◆ PROBLEMS TO SOLVE
1) Copy the passage of the quiz answer that opens with "First to respond" and closes with "heading towards Chicago.", putting "sometimes" in place of "occasionally" each time it appears.
2) According to the quiz answer, who was the first reader to respond with the correct song?

◆ SELECTED EXCERPT
--------------------

QUIZ ANSWER: CITY OF NEW ORLEANS

Last week I asked a non-numismatic quiz question: In what popular song was the name of the town of Kankakee, IL used? I thought more people would be stumped by this one, but we had quite a number of responses, all correct. Thanks for playing! -Editor

First to respond was our webmaster, Bruce Perdue, and he had the correct answer.: The song "City of New Orleans". The line is "the train pulls out of Kankakee." Howard Berlin knew this one, too. Other readers filled in more details.

Tom DeLorey writes:

"City of New Orleans."

"...along the southbound odyssey, the train pulls out of Kankakee...."

My first wife and I lived on the south edge of Chicago, and occasionally would take a Sunday drive down Illinois Highway-1 to Kankakee for lunch. The highway parallels the Illinois Central tracks for quite a while, and occasionally we would see Amtrak's "City of New Orleans" heading towards Chicago.

--------------------

◆ GIVEN INFORMATION
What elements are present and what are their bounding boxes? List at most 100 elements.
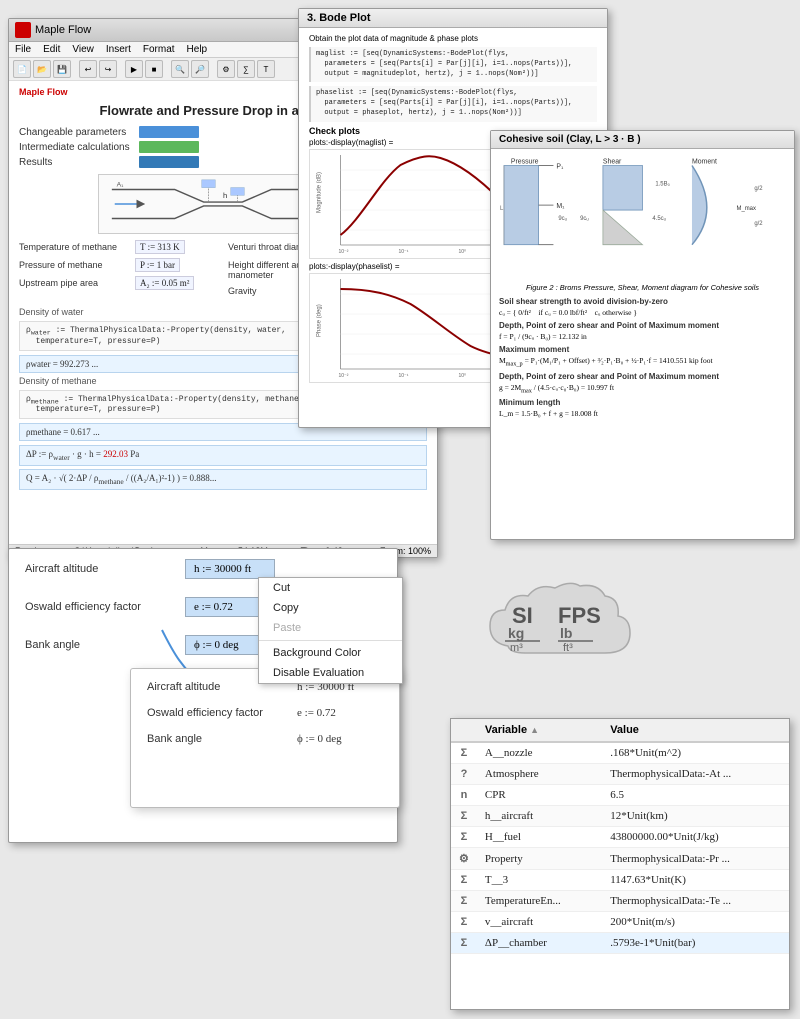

--------------------

◆ TASK-BY-TASK SOLUTIONS
1)
First to respond was our webmaster, Bruce Perdue, and he had the correct answer.: The song "City of New Orleans". The line is "the train pulls out of Kankakee." Howard Berlin knew this one, too. Other readers filled in more details.

Tom DeLorey writes:

"City of New Orleans."

"...along the southbound odyssey, the train pulls out of Kankakee...."

My first wife and I lived on the south edge of Chicago, and sometimes would take a Sunday drive down Illinois Highway-1 to Kankakee for lunch. The highway parallels the Illinois Central tracks for quite a while, and sometimes we would see Amtrak's "City of New Orleans" heading towards Chicago.

2) The webmaster, Bruce Perdue, was the first to respond.